### Stored entries
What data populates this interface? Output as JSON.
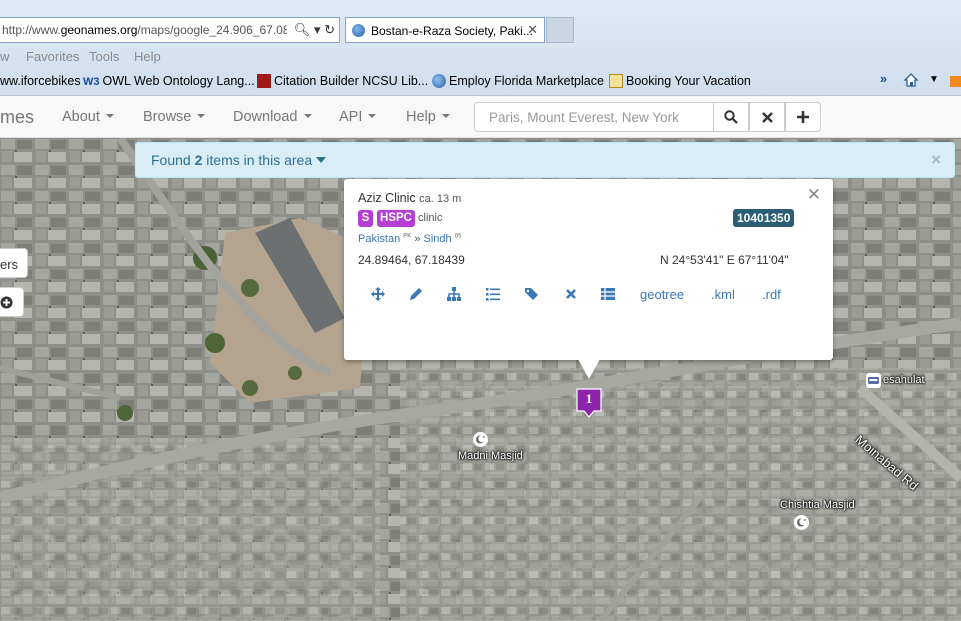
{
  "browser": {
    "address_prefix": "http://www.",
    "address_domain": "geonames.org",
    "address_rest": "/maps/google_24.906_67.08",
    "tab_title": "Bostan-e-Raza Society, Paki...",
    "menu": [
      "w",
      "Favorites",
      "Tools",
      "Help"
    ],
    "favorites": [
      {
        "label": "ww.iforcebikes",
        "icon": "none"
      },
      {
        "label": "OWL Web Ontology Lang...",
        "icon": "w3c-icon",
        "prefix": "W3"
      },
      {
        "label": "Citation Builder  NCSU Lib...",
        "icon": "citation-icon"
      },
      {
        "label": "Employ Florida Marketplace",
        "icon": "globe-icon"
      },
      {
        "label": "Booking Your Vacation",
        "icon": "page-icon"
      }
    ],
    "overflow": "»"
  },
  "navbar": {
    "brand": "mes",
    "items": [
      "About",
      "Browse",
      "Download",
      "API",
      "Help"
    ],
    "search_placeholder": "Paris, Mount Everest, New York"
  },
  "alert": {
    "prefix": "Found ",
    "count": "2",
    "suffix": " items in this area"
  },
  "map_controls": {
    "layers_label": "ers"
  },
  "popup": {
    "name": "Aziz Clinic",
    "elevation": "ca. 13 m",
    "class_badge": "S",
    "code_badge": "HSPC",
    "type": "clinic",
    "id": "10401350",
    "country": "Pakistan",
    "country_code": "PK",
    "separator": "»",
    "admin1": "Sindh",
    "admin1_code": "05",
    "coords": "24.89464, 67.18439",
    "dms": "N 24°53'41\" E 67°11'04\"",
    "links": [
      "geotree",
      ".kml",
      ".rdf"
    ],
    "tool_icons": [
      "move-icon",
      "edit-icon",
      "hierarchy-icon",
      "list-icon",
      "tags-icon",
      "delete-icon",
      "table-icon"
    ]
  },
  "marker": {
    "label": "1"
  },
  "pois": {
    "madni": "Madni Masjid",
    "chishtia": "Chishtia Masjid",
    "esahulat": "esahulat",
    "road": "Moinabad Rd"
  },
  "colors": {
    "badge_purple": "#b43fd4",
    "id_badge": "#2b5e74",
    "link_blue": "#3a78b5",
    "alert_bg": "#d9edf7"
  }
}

### WORK REQUIRED
Pictures are excluded; repeat every record exactly.

### RESULT
What data populates this interface? Output as JSON.
{
  "browser": {
    "address_prefix": "http://www.",
    "address_domain": "geonames.org",
    "address_rest": "/maps/google_24.906_67.08",
    "tab_title": "Bostan-e-Raza Society, Paki...",
    "menu": [
      "w",
      "Favorites",
      "Tools",
      "Help"
    ],
    "favorites": [
      {
        "label": "ww.iforcebikes",
        "icon": "none"
      },
      {
        "label": "OWL Web Ontology Lang...",
        "icon": "w3c-icon",
        "prefix": "W3"
      },
      {
        "label": "Citation Builder  NCSU Lib...",
        "icon": "citation-icon"
      },
      {
        "label": "Employ Florida Marketplace",
        "icon": "globe-icon"
      },
      {
        "label": "Booking Your Vacation",
        "icon": "page-icon"
      }
    ],
    "overflow": "»"
  },
  "navbar": {
    "brand": "mes",
    "items": [
      "About",
      "Browse",
      "Download",
      "API",
      "Help"
    ],
    "search_placeholder": "Paris, Mount Everest, New York"
  },
  "alert": {
    "prefix": "Found ",
    "count": "2",
    "suffix": " items in this area"
  },
  "map_controls": {
    "layers_label": "ers"
  },
  "popup": {
    "name": "Aziz Clinic",
    "elevation": "ca. 13 m",
    "class_badge": "S",
    "code_badge": "HSPC",
    "type": "clinic",
    "id": "10401350",
    "country": "Pakistan",
    "country_code": "PK",
    "separator": "»",
    "admin1": "Sindh",
    "admin1_code": "05",
    "coords": "24.89464, 67.18439",
    "dms": "N 24°53'41\" E 67°11'04\"",
    "links": [
      "geotree",
      ".kml",
      ".rdf"
    ],
    "tool_icons": [
      "move-icon",
      "edit-icon",
      "hierarchy-icon",
      "list-icon",
      "tags-icon",
      "delete-icon",
      "table-icon"
    ]
  },
  "marker": {
    "label": "1"
  },
  "pois": {
    "madni": "Madni Masjid",
    "chishtia": "Chishtia Masjid",
    "esahulat": "esahulat",
    "road": "Moinabad Rd"
  },
  "colors": {
    "badge_purple": "#b43fd4",
    "id_badge": "#2b5e74",
    "link_blue": "#3a78b5",
    "alert_bg": "#d9edf7"
  }
}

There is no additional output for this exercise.